**AIM OF THE TASK**
Retype the data starting with the line that contains "menu-vertex[interactable]: Vertex —" and going on through the line that contains "vertex-select-icon[interactable]: ▪ —", with both of those lines included.

**DATASET EXTRACT**
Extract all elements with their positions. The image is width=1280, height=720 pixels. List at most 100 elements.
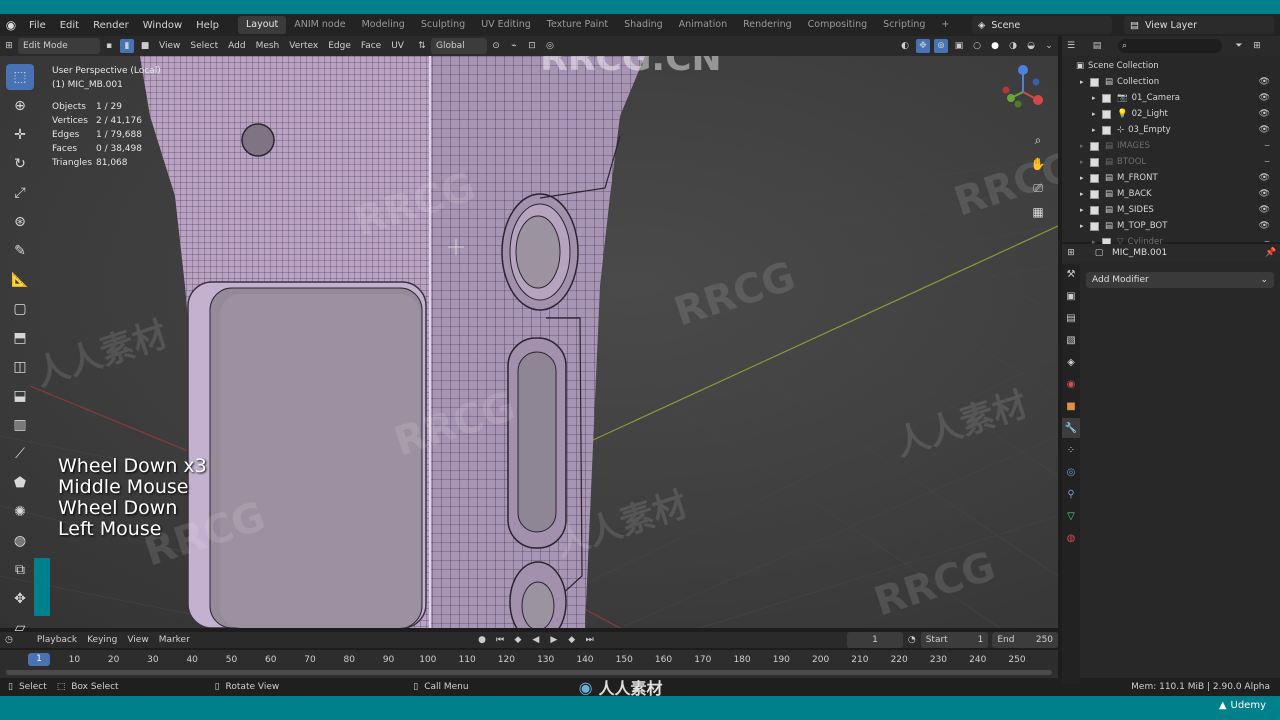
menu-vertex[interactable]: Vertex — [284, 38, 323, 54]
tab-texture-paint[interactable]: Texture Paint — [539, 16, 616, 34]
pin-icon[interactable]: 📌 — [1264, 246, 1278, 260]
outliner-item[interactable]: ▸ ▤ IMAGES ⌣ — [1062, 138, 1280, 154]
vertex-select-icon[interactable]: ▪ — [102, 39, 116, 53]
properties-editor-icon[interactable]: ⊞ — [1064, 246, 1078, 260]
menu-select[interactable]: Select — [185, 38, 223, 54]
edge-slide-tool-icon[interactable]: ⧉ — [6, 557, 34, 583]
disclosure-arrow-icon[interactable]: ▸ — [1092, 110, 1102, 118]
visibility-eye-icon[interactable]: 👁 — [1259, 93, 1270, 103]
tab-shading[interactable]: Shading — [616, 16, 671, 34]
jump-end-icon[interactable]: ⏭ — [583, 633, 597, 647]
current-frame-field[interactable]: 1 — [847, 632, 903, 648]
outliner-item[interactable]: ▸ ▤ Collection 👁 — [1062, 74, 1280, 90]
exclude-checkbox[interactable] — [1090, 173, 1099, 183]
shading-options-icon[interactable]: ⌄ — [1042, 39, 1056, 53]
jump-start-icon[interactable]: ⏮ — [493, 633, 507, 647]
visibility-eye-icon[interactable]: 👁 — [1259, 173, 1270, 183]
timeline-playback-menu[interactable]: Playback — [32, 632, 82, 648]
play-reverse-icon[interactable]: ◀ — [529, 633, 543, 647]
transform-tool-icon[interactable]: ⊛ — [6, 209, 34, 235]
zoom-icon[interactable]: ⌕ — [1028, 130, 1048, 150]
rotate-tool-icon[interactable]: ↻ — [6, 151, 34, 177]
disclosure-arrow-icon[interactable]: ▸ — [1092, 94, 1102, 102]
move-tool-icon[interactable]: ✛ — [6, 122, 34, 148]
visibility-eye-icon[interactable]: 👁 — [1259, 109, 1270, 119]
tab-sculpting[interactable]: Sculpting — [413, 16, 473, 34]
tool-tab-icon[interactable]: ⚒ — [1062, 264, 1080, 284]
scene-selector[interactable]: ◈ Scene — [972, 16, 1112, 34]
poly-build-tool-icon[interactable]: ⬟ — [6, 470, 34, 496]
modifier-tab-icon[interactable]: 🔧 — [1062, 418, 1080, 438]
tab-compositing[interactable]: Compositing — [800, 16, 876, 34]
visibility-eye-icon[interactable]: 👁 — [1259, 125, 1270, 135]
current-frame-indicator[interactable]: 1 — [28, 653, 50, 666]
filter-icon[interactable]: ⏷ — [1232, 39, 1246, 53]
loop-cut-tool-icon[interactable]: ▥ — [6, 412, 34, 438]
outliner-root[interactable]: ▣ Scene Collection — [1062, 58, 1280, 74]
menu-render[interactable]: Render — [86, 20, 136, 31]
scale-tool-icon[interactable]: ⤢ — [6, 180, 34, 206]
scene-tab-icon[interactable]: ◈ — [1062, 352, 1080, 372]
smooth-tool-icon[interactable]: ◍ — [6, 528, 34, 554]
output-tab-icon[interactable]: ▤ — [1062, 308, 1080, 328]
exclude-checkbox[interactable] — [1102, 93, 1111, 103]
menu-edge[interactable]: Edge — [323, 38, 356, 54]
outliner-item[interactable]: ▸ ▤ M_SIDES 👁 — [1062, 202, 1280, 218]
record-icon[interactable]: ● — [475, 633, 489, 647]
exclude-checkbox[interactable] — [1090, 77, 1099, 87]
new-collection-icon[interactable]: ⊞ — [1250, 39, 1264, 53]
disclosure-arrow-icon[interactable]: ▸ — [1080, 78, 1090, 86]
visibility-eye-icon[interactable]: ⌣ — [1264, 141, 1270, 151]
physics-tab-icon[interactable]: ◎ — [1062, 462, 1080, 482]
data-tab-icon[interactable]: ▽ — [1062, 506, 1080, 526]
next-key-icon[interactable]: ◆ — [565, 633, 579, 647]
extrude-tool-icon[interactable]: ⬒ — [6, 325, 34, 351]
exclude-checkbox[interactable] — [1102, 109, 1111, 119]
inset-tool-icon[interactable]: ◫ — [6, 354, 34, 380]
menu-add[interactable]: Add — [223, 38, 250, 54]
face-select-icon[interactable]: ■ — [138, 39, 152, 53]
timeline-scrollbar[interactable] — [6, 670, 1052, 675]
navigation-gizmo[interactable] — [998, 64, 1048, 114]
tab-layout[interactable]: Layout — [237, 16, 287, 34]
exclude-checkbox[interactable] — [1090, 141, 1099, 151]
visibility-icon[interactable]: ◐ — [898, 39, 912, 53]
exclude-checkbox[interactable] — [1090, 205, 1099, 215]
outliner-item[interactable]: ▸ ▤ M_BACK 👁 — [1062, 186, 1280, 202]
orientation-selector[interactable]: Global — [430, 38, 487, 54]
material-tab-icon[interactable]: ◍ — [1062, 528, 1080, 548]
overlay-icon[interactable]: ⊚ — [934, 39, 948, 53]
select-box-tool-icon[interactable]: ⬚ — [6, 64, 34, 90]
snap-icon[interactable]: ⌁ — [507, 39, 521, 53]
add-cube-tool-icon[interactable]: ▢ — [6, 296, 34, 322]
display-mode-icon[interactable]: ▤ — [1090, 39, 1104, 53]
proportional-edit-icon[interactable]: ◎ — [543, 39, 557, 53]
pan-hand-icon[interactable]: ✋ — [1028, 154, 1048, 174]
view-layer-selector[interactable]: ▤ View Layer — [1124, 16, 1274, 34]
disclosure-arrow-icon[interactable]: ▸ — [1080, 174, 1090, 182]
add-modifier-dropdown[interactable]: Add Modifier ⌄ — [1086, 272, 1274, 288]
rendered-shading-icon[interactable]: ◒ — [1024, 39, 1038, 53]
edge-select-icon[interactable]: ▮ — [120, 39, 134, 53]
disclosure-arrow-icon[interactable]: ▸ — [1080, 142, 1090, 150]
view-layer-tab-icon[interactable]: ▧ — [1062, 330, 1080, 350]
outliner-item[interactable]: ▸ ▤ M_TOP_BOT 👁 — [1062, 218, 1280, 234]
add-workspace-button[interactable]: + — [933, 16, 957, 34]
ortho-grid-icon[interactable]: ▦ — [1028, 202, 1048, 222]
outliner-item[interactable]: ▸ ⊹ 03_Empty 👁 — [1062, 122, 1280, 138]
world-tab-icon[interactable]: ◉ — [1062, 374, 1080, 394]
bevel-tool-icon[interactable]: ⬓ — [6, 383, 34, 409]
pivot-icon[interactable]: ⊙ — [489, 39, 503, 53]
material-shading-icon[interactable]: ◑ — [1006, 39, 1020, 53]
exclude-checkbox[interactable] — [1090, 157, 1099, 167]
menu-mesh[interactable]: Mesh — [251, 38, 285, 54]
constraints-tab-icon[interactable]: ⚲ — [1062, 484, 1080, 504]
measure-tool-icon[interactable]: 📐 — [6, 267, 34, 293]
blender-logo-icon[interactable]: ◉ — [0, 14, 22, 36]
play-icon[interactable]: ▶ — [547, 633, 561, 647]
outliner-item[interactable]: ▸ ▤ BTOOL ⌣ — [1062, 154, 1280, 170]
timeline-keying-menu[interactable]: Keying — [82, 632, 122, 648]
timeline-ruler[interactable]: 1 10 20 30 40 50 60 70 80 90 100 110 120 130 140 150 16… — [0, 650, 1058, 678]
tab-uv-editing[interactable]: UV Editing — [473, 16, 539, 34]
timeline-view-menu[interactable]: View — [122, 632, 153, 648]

**EXERCISE SOLUTION**
menu-vertex[interactable]: Vertex — [284, 38, 323, 54]
tab-texture-paint[interactable]: Texture Paint — [539, 16, 616, 34]
pin-icon[interactable]: 📌 — [1264, 246, 1278, 260]
outliner-item[interactable]: ▸ ▤ IMAGES ⌣ — [1062, 138, 1280, 154]
vertex-select-icon[interactable]: ▪ — [102, 39, 116, 53]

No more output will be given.